What you should do >> How many lines of the data hold the word "طبقه"? State the number and nothing else.
--
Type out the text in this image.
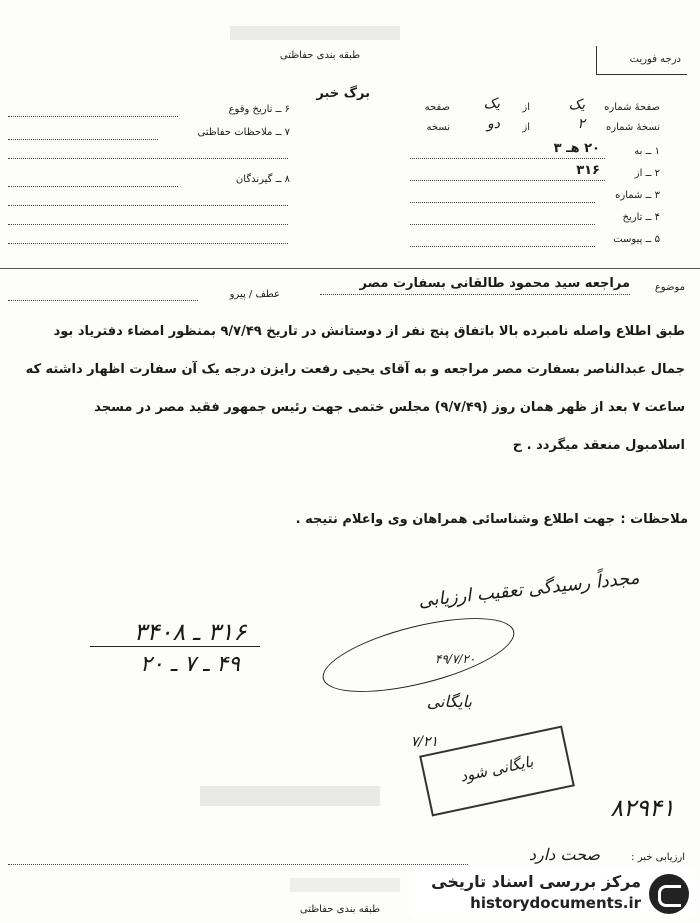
طبقه بندی حفاظتی	درجه فوریت
برگ خبر
۶ ــ تاریخ وقوع
۷ ــ ملاحظات حفاظتی
۸ ــ گیرندگان
صفحهٔ شماره
یک
از
یک
صفحه
نسخهٔ شماره
۲
از
دو
نسخه
۱ ــ به
۲۰ هـ ۳
۲ ــ از
۳۱۶
۳ ــ شماره
۴ ــ تاریخ
۵ ــ پیوست
موضوع
مراجعه سید محمود طالقانی بسفارت مصر
عطف / پیرو
طبق اطلاع واصله نامبرده بالا باتفاق پنج نفر از دوستانش در تاریخ ۹/۷/۴۹ بمنظور امضاء دفتریاد بود
جمال عبدالناصر بسفارت مصر مراجعه و به آقای یحیی رفعت رایزن درجه یک آن سفارت اظهار داشته که
ساعت ۷ بعد از ظهر همان روز (۹/۷/۴۹) مجلس ختمی جهت رئیس جمهور فقید مصر در مسجد
اسلامبول منعقد میگردد . ح
ملاحظات :
جهت اطلاع وشناسائی همراهان وی واعلام نتیجه .
مجدداً رسیدگی تعقیب ارزیابی
۳۱۶ ـ ۳۴۰۸
۴۹ ـ ۷ ـ ۲۰	۴۹/۷/۲۰
بایگانی
۷/۲۱
بایگانی شود
۸۲۹۴۱
ارزیابی خبر :
صحت دارد
طبقه بندی حفاظتی
مرکز بررسی اسناد تاریخی
historydocuments.ir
--
The output >> 2